-- Start of Data extract --

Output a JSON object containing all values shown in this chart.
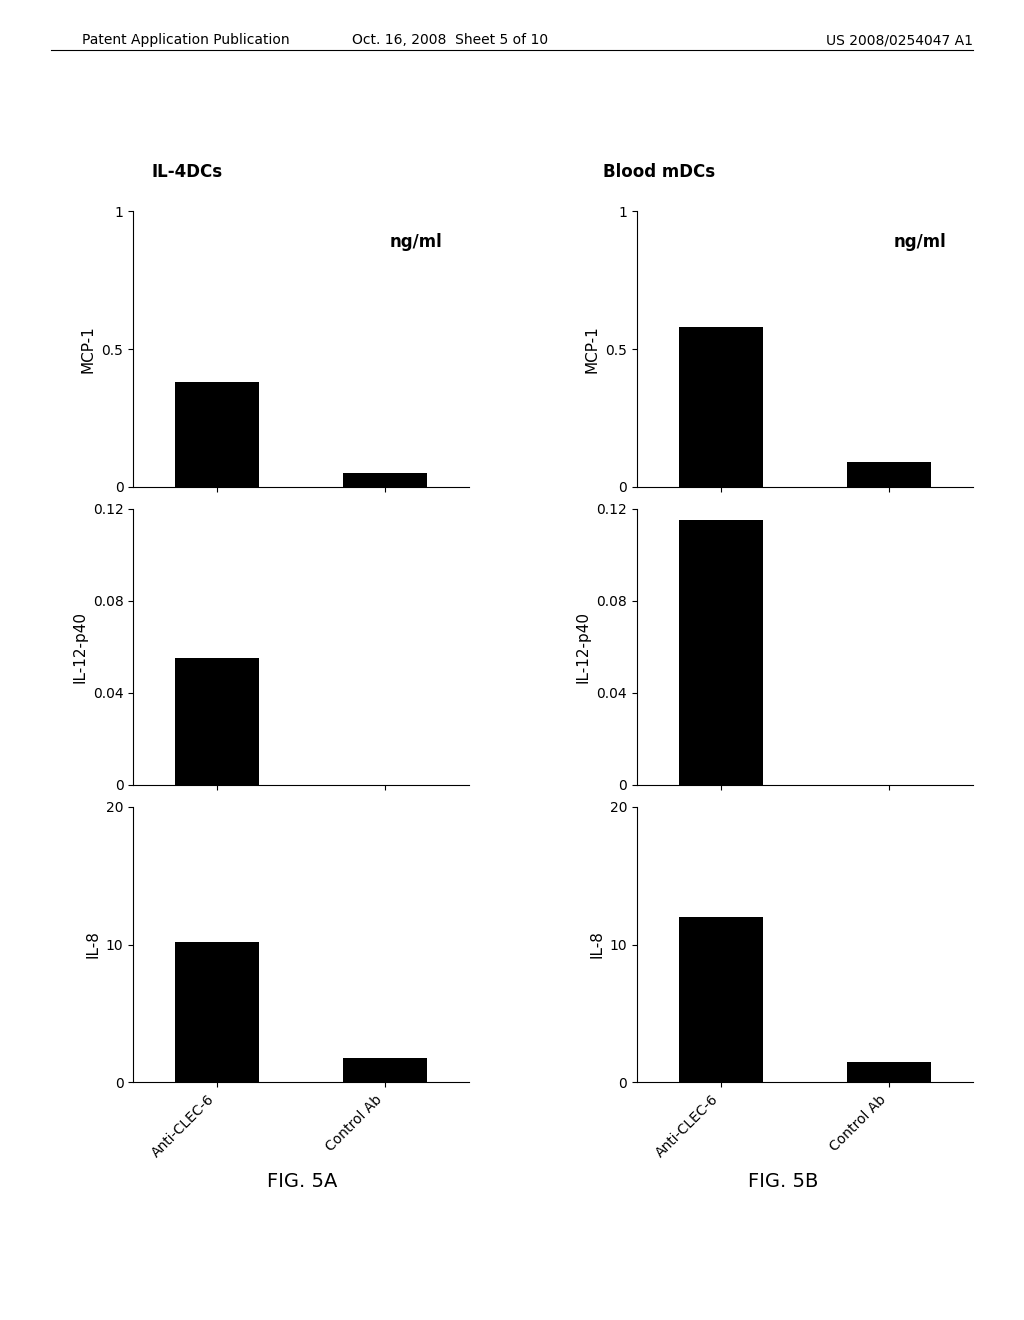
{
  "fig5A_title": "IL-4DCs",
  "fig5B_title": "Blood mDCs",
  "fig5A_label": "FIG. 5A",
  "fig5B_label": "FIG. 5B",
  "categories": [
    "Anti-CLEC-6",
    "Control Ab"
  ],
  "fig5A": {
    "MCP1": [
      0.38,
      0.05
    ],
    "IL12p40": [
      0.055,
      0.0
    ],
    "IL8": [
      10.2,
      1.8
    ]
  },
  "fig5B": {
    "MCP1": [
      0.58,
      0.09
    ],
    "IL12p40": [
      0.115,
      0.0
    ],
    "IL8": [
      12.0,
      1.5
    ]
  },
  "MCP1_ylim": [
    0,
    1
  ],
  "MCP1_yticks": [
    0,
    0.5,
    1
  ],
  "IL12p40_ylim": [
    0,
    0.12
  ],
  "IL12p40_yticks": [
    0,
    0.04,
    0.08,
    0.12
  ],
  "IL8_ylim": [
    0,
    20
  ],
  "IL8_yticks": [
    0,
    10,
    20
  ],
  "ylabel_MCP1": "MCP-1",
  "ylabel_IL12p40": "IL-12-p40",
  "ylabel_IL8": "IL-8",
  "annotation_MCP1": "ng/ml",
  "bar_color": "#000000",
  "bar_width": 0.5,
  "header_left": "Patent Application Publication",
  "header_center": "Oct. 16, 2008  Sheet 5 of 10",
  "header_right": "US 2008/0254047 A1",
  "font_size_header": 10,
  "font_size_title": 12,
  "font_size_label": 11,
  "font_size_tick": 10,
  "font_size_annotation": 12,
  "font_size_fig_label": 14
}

-- End of Data extract --

_What the task asks:_
Write out the data precisely as given, excluding the pictures.

_Output of the task:_
Output a JSON object containing all values shown in this chart.
{
  "fig5A_title": "IL-4DCs",
  "fig5B_title": "Blood mDCs",
  "fig5A_label": "FIG. 5A",
  "fig5B_label": "FIG. 5B",
  "categories": [
    "Anti-CLEC-6",
    "Control Ab"
  ],
  "fig5A": {
    "MCP1": [
      0.38,
      0.05
    ],
    "IL12p40": [
      0.055,
      0.0
    ],
    "IL8": [
      10.2,
      1.8
    ]
  },
  "fig5B": {
    "MCP1": [
      0.58,
      0.09
    ],
    "IL12p40": [
      0.115,
      0.0
    ],
    "IL8": [
      12.0,
      1.5
    ]
  },
  "MCP1_ylim": [
    0,
    1
  ],
  "MCP1_yticks": [
    0,
    0.5,
    1
  ],
  "IL12p40_ylim": [
    0,
    0.12
  ],
  "IL12p40_yticks": [
    0,
    0.04,
    0.08,
    0.12
  ],
  "IL8_ylim": [
    0,
    20
  ],
  "IL8_yticks": [
    0,
    10,
    20
  ],
  "ylabel_MCP1": "MCP-1",
  "ylabel_IL12p40": "IL-12-p40",
  "ylabel_IL8": "IL-8",
  "annotation_MCP1": "ng/ml",
  "bar_color": "#000000",
  "bar_width": 0.5,
  "header_left": "Patent Application Publication",
  "header_center": "Oct. 16, 2008  Sheet 5 of 10",
  "header_right": "US 2008/0254047 A1",
  "font_size_header": 10,
  "font_size_title": 12,
  "font_size_label": 11,
  "font_size_tick": 10,
  "font_size_annotation": 12,
  "font_size_fig_label": 14
}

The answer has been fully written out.